EXCERPT:
Pilots’ flight bags contain their electronic flight bags. Tablet computers have replaced bulky, heavy, and inefficient paper charts and manuals. Additionally, we bring along everything we could potentially need in flight. While each pilot brings slightly different items, most bring a headset, flashlight, pens, and any additional charts, paperwork, or information they may want. Pilots are also required to carry certain documents including their pilot’s license and medical.
The electronic flight bag, or “EFB” for short, has replaced dozens of pounds worth of paper charts in our flight decks. Whatever chart, map, or manual a pilot previously used paper for, is now loaded on an iPad or other electronic tablet. One set of paper backups is still maintained in the cockpit.
There are two types of schedules: line holder and reserve. Line holder schedules are published monthly, with specific trips on certain days. A reserve schedule has days off and days where a pilot is “on call” to fill in for sick, displaced, out of position, or many other scenarios where a pilot is needed on short notice. Pilots know “where” to fly thanks to the flight plan, a joint venture between the pilots, dispatcher, and air traffic control, plotting a route that is efficient and safe.
A flight plan is the document that has plotted points, distances, fuel figures, weather information, and more, giving a step-by-step plan for the flight. It is designed and approved as a joint venture between the pilots, dispatcher, and air traffic control, plotting a route that is efficient and safe.
Autopilot is able to fly the plane from just after takeoff until just before landing. Some airplanes have the ability to autoland as well. While autopilot is commonly used at cruise, the engagement of the autopilot is largely up to the flying pilot, and they may fly by hand to their liking. Autopilot relieves the workload in high-density settings, such as high traffic, bad weather, an abnormal situation, or even emergency. The autopilot enables pilots to better diversify their attention and operate safely without being task-saturated.
Most modern aircraft flown in the United States have two pilots in the flight deck. One is the captain, who is legally responsible for the flight. The other is the first officer, who is equally qualified to the captain, but does not retain the legal right to the flight.
Flights beyond 8 and 12 hours have three and four pilots and operate with rotational break schedules on long-haul flights.
The captain sits on the left side of the cockpit, and the first officer sits on the right. Unless, however, a new captain is being certified in the aircraft. In that case, two captains may fly the same flight, with one occupying the right seat.
The flight crew is made up of the pilots and flight attendants working the flight.

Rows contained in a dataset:
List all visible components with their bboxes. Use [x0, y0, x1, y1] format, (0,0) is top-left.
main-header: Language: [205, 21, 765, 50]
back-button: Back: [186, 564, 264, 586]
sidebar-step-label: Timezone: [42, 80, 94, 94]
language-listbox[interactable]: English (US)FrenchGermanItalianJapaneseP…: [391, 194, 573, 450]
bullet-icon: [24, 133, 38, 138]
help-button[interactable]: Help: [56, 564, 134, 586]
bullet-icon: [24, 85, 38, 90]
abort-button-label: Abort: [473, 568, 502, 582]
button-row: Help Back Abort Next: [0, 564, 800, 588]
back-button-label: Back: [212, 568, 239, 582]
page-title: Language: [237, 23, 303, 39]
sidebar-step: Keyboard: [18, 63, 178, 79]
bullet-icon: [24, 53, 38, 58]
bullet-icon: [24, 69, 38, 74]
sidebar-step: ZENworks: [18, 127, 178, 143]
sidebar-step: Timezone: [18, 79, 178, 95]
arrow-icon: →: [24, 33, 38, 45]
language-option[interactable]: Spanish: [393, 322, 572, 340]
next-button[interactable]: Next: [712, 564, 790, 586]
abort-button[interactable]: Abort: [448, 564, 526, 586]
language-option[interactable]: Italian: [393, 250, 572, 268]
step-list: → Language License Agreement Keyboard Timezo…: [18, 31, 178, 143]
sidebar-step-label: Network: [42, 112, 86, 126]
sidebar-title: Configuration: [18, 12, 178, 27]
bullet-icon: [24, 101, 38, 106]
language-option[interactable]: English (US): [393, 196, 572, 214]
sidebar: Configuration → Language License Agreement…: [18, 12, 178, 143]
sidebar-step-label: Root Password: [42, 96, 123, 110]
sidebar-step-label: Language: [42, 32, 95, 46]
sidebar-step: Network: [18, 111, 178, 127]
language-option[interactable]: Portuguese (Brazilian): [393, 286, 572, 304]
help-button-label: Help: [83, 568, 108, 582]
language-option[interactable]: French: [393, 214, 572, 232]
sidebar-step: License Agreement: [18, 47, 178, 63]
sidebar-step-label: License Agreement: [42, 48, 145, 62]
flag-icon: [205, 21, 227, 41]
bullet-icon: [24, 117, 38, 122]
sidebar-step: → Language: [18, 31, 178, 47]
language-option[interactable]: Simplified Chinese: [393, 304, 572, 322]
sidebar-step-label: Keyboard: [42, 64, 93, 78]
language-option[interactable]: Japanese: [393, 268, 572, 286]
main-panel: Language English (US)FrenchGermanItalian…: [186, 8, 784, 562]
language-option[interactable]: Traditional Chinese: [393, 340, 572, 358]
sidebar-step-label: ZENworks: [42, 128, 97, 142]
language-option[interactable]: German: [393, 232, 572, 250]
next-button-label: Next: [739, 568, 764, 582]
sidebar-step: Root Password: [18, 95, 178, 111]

WHAT NEEDS TO BE DONE:
Answer these questions from the excerpt on pilots:
1. What two types of pilot schedules does it name?
2. On which side of the cockpit does the captain sit?
3. What is still kept in the cockpit as a backup to the electronic flight bag?
Use only the excerpt on pilots to answer.

WRITTEN REPLY:
1. Line holder and reserve.
2. The left side.
3. One set of paper backups.